## What to produce
Copy word for word the lines in the records below, from the line with "slide-title: Handling Exceptions" to the line with "page-number: 7 <box>942 521 948 534</box>".

--- BEGIN ---

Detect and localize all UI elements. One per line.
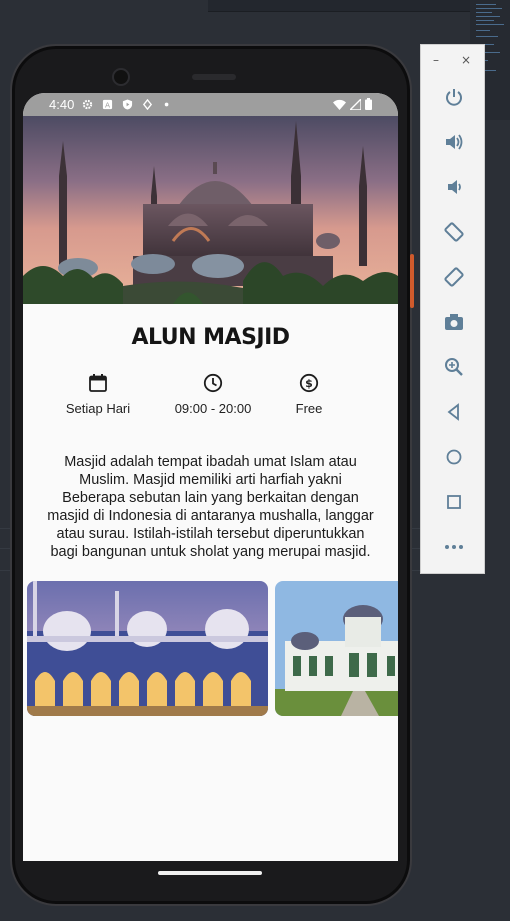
close-button[interactable]: × — [461, 53, 471, 67]
calendar-icon — [89, 374, 107, 392]
overview-button[interactable] — [421, 484, 486, 520]
data-saver-icon — [143, 99, 153, 110]
overview-icon — [446, 495, 461, 509]
earpiece-speaker — [192, 74, 236, 80]
home-icon — [446, 449, 461, 465]
more-icon — [444, 545, 463, 549]
rotate-left-button[interactable] — [421, 214, 486, 250]
description-line: Beberapa sebutan lain yang berkaitan den… — [62, 490, 359, 506]
volume-down-icon — [447, 180, 461, 194]
signal-icon — [350, 98, 361, 110]
svg-text:$: $ — [305, 377, 313, 390]
background-editor-strip — [208, 0, 510, 12]
info-price-label: Free — [295, 401, 323, 416]
front-camera — [112, 68, 130, 86]
wifi-icon — [333, 99, 346, 110]
dollar-icon: $ — [299, 373, 319, 393]
rotate-left-icon — [443, 222, 464, 242]
info-price: $ Free — [289, 373, 329, 416]
volume-up-icon — [445, 134, 462, 150]
gesture-home-bar[interactable] — [158, 871, 262, 875]
hero-mosque-image — [23, 116, 398, 304]
dot-indicator-icon — [165, 102, 169, 107]
shield-icon — [123, 99, 133, 110]
gallery-photo-1[interactable] — [27, 581, 268, 716]
back-button[interactable] — [421, 394, 486, 430]
clock-icon — [203, 373, 223, 393]
description-line: masjid di Indonesia di antaranya mushall… — [47, 508, 374, 524]
description-line: Muslim. Masjid memiliki arti harfiah yak… — [79, 472, 342, 488]
description-line: bagi bangunan untuk sholat yang merupai … — [50, 544, 371, 560]
status-bar: 4:40 A — [23, 93, 398, 116]
info-days: Setiap Hari — [65, 373, 131, 416]
place-title: ALUN MASJID — [131, 325, 290, 350]
camera-icon — [444, 314, 463, 330]
back-icon — [447, 403, 459, 421]
info-row: Setiap Hari 09:00 - 20:00 $ Free — [23, 373, 398, 423]
place-description: Masjid adalah tempat ibadah umat Islam a… — [37, 453, 384, 561]
info-hours: 09:00 - 20:00 — [165, 373, 261, 416]
device-side-button[interactable] — [410, 254, 414, 308]
rotate-right-button[interactable] — [421, 259, 486, 295]
power-button[interactable] — [421, 79, 486, 115]
description-line: Masjid adalah tempat ibadah umat Islam a… — [64, 454, 357, 470]
emulator-panel: – × — [420, 44, 485, 574]
zoom-icon — [444, 358, 463, 376]
app-screen: 4:40 A ALUN MASJID Setiap Hari 09:00 - 2… — [23, 93, 398, 861]
gallery-photo-2[interactable] — [275, 581, 398, 716]
status-time: 4:40 — [49, 97, 75, 112]
power-icon — [445, 89, 462, 106]
notification-a-icon: A — [103, 99, 113, 110]
description-line: atau surau. Istilah-istilah tersebut dip… — [56, 526, 365, 542]
volume-down-button[interactable] — [421, 169, 486, 205]
zoom-button[interactable] — [421, 349, 486, 385]
status-right-icons — [333, 98, 372, 110]
rotate-right-icon — [443, 267, 464, 287]
svg-text:A: A — [105, 101, 110, 110]
info-hours-label: 09:00 - 20:00 — [174, 401, 252, 416]
battery-icon — [365, 98, 372, 110]
info-days-label: Setiap Hari — [65, 401, 131, 416]
volume-up-button[interactable] — [421, 124, 486, 160]
screenshot-button[interactable] — [421, 304, 486, 340]
home-button[interactable] — [421, 439, 486, 475]
settings-icon — [83, 99, 93, 110]
minimize-button[interactable]: – — [433, 53, 439, 67]
photo-gallery[interactable] — [27, 581, 398, 716]
more-button[interactable] — [421, 529, 486, 565]
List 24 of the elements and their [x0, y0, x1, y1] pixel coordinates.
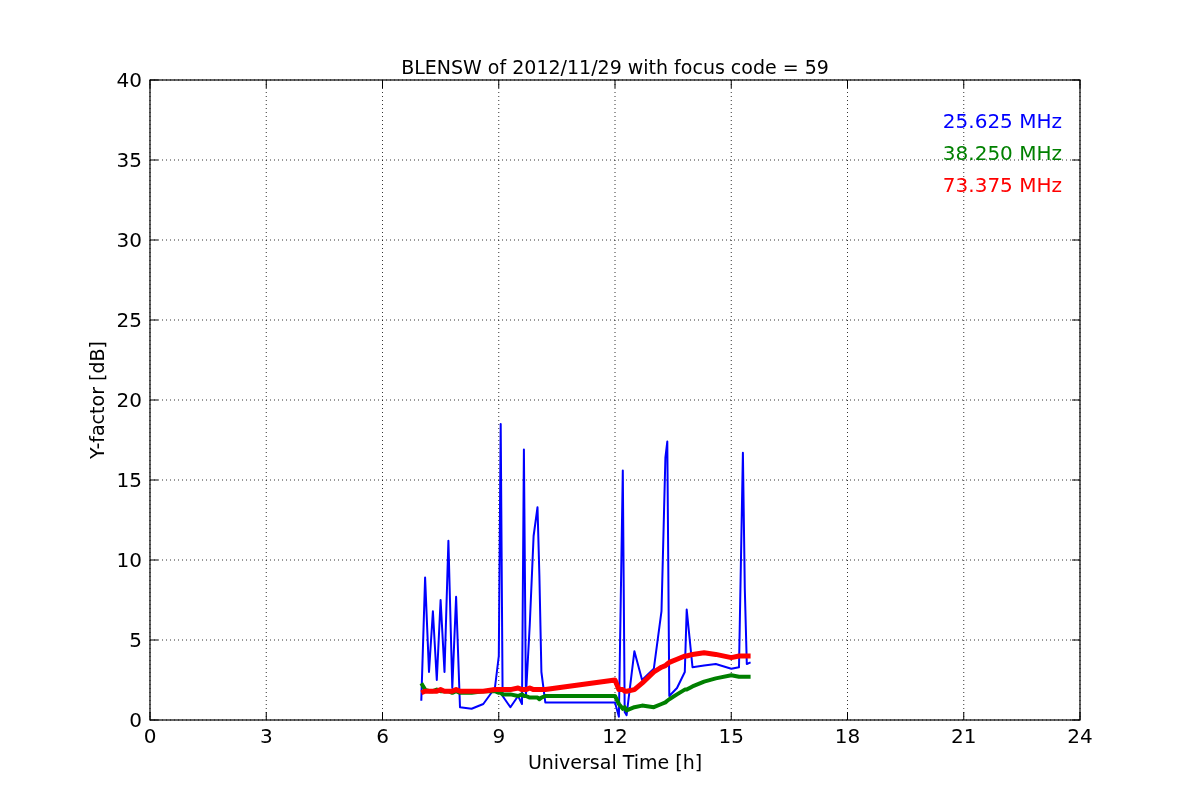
x-tick-label: 15 [718, 724, 744, 748]
chart-title: BLENSW of 2012/11/29 with focus code = 59 [401, 56, 829, 78]
legend-label: 73.375 MHz [942, 173, 1062, 197]
y-tick-label: 0 [129, 708, 142, 732]
y-tick-label: 15 [116, 468, 142, 492]
legend-label: 38.250 MHz [942, 141, 1062, 165]
y-tick-label: 20 [116, 388, 142, 412]
y-axis-label: Y-factor [dB] [86, 341, 108, 459]
y-tick-label: 5 [129, 628, 142, 652]
y-tick-label: 40 [116, 68, 142, 92]
y-tick-label: 35 [116, 148, 142, 172]
y-tick-label: 25 [116, 308, 142, 332]
y-tick-label: 10 [116, 548, 142, 572]
x-axis-label: Universal Time [h] [527, 751, 703, 773]
x-tick-label: 3 [259, 724, 273, 748]
y-tick-label: 30 [116, 228, 142, 252]
x-tick-label: 24 [1067, 724, 1093, 748]
x-tick-label: 12 [602, 724, 628, 748]
x-tick-label: 18 [834, 724, 861, 748]
x-tick-label: 21 [951, 724, 977, 748]
x-tick-label: 0 [143, 724, 157, 748]
x-tick-label: 6 [376, 724, 389, 748]
x-tick-label: 9 [492, 724, 506, 748]
legend-label: 25.625 MHz [942, 109, 1062, 133]
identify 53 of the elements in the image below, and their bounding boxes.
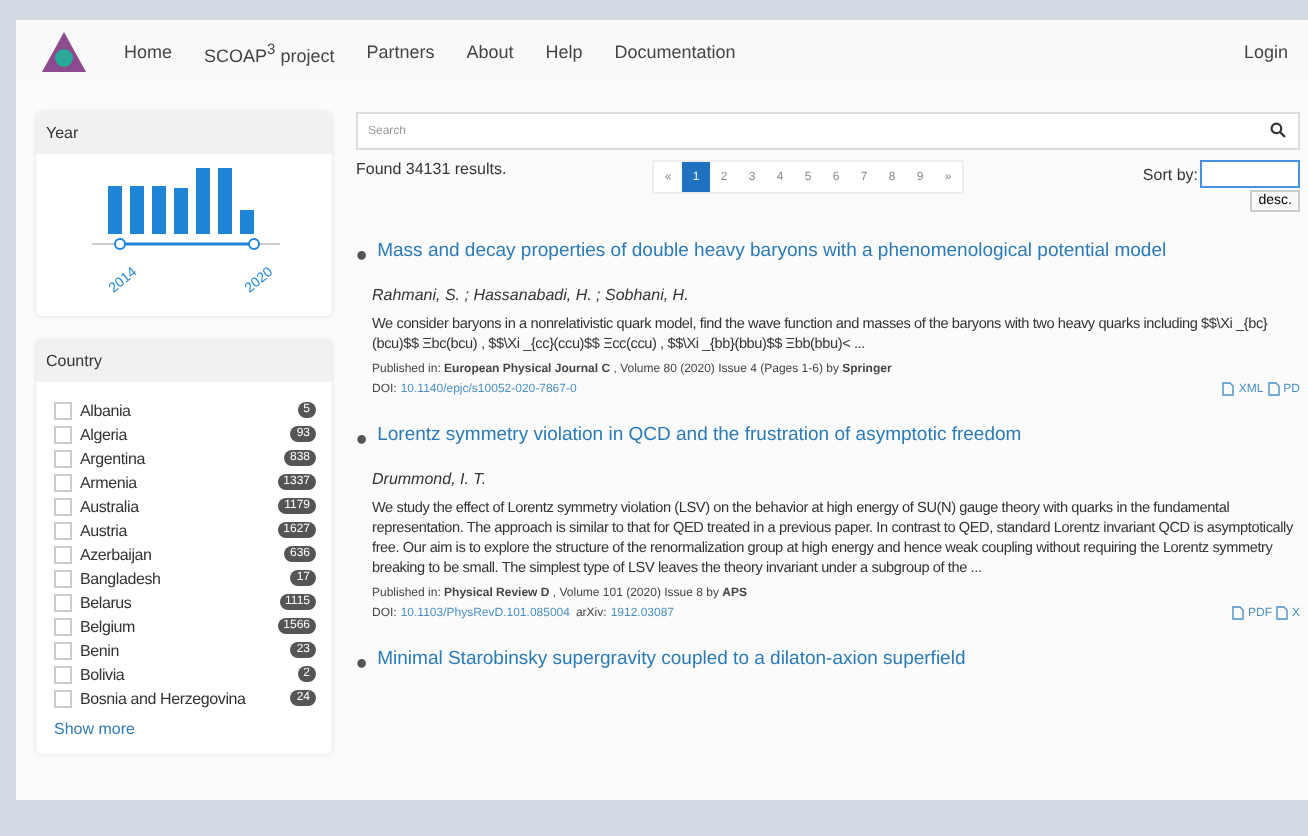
search-icon[interactable] (1270, 122, 1286, 138)
result-title[interactable]: Mass and decay properties of double heavy baryons with a phenomenological potential model (377, 240, 1167, 276)
country-name: Argentina (80, 449, 148, 467)
country-name: Australia (80, 497, 141, 515)
login-link[interactable]: Login (1243, 42, 1288, 62)
panel-title: Year (36, 112, 332, 154)
checkbox[interactable] (54, 641, 72, 659)
bullet: • (356, 424, 368, 460)
nav-link[interactable]: SCOAP$^{3}$ project (204, 39, 335, 65)
checkbox[interactable] (54, 425, 72, 443)
checkbox[interactable] (54, 497, 72, 515)
checkbox[interactable] (54, 593, 72, 611)
document-icon (1222, 382, 1235, 396)
checkbox[interactable] (54, 665, 72, 683)
sort-select[interactable] (1200, 160, 1300, 188)
checkbox[interactable] (54, 689, 72, 707)
checkbox[interactable] (54, 449, 72, 467)
country-name: Azerbaijan (80, 545, 154, 563)
sort-label: Sort by: (1142, 165, 1198, 183)
checkbox[interactable] (54, 545, 72, 563)
country-name: Benin (80, 641, 121, 659)
result-count: Found 34131 results. (356, 160, 509, 178)
result-authors: Drummond, I. T. (372, 470, 489, 488)
result-authors: Rahmani, S. ; Hassanabadi, H. ; Sobhani, H. (372, 286, 691, 304)
country-name: Bangladesh (80, 569, 163, 587)
checkbox[interactable] (54, 521, 72, 539)
country-name: Austria (80, 521, 130, 539)
country-name: Bosnia and Herzegovina (80, 689, 248, 707)
nav-link[interactable]: Help (545, 42, 583, 62)
document-icon (1275, 606, 1288, 620)
panel-title: Country (36, 340, 332, 382)
document-icon (1231, 606, 1244, 620)
checkbox[interactable] (54, 617, 72, 635)
country-name: Algeria (80, 425, 130, 443)
checkbox[interactable] (54, 569, 72, 587)
result-title[interactable]: Lorentz symmetry violation in QCD and the frustration of asymptotic freedom (377, 424, 1022, 460)
bullet: • (356, 648, 368, 684)
country-name: Armenia (80, 473, 139, 491)
show-more-link[interactable]: Show more (36, 710, 332, 754)
country-name: Belarus (80, 593, 134, 611)
result-title[interactable]: Minimal Starobinsky supergravity coupled to a dilaton-axion superfield (377, 648, 966, 684)
bullet: • (356, 240, 368, 276)
country-name: Albania (80, 401, 133, 419)
nav-link[interactable]: Home (124, 42, 173, 62)
country-name: Bolivia (80, 665, 127, 683)
logo-icon[interactable] (40, 30, 88, 74)
checkbox[interactable] (54, 401, 72, 419)
country-name: Belgium (80, 617, 138, 635)
nav-link[interactable]: Documentation (614, 42, 736, 62)
nav-link[interactable]: Partners (366, 42, 435, 62)
checkbox[interactable] (54, 473, 72, 491)
nav-link[interactable]: About (466, 42, 514, 62)
document-icon (1267, 382, 1280, 396)
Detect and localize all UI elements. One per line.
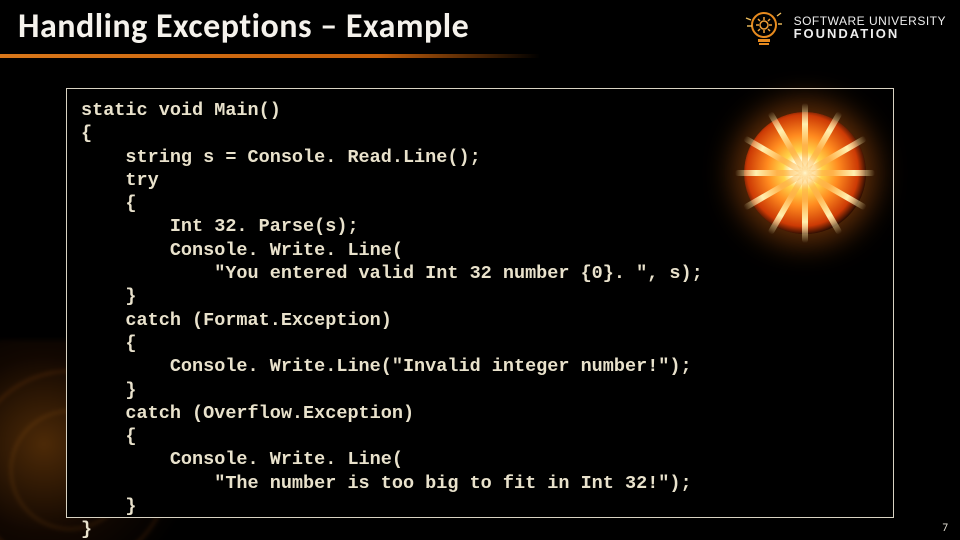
slide-title: Handling Exceptions – Example <box>18 6 469 47</box>
softuni-logo: SOFTWARE UNIVERSITY FOUNDATION <box>744 8 946 48</box>
title-underline <box>0 54 540 58</box>
lightbulb-gear-icon <box>744 8 784 48</box>
code-example-box: static void Main() { string s = Console.… <box>66 88 894 518</box>
page-number: 7 <box>942 521 948 534</box>
logo-line2: FOUNDATION <box>794 27 946 41</box>
logo-text: SOFTWARE UNIVERSITY FOUNDATION <box>794 15 946 41</box>
code-content: static void Main() { string s = Console.… <box>81 99 879 540</box>
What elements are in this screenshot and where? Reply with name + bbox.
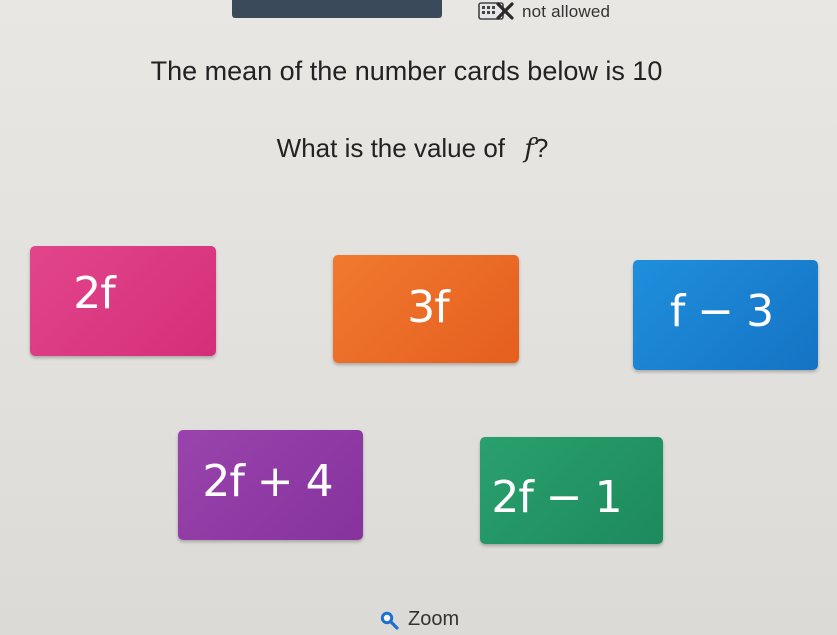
card-label: f − 3: [669, 285, 774, 337]
question-line-1: The mean of the number cards below is 10: [0, 56, 837, 87]
number-card-3f: 3f: [333, 255, 519, 363]
calculator-status-text: not allowed: [522, 2, 611, 21]
calculator-status: not allowed: [478, 2, 610, 22]
number-card-2f-minus-1: 2f − 1: [480, 437, 663, 544]
calculator-crossed-icon: [478, 2, 514, 22]
number-card-2f-plus-4: 2f + 4: [178, 430, 363, 540]
number-card-2f: 2f: [30, 246, 216, 356]
card-label: 3f: [407, 281, 449, 333]
question-variable: f: [524, 134, 534, 164]
question-prefix: What is the value of: [276, 133, 513, 163]
card-label: 2f − 1: [491, 472, 622, 523]
card-label: 2f: [73, 267, 115, 319]
top-progress-bar: [232, 0, 442, 18]
number-card-f-minus-3: f − 3: [633, 260, 818, 370]
zoom-label: Zoom: [408, 608, 460, 630]
question-line-2: What is the value of f?: [0, 133, 837, 164]
question-text: The mean of the number cards below is 10: [150, 56, 663, 86]
magnifier-icon: [379, 610, 399, 630]
question-suffix: ?: [533, 133, 549, 163]
zoom-button[interactable]: Zoom: [379, 608, 459, 631]
card-label: 2f + 4: [202, 455, 333, 507]
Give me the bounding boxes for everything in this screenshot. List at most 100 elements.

--- END ---

## Task solution
slide-title: Handling Exceptions – Example <box>18 6 469 47</box>
softuni-logo: SOFTWARE UNIVERSITY FOUNDATION <box>744 8 946 48</box>
title-underline <box>0 54 540 58</box>
lightbulb-gear-icon <box>744 8 784 48</box>
code-example-box: static void Main() { string s = Console.… <box>66 88 894 518</box>
page-number: 7 <box>942 521 948 534</box>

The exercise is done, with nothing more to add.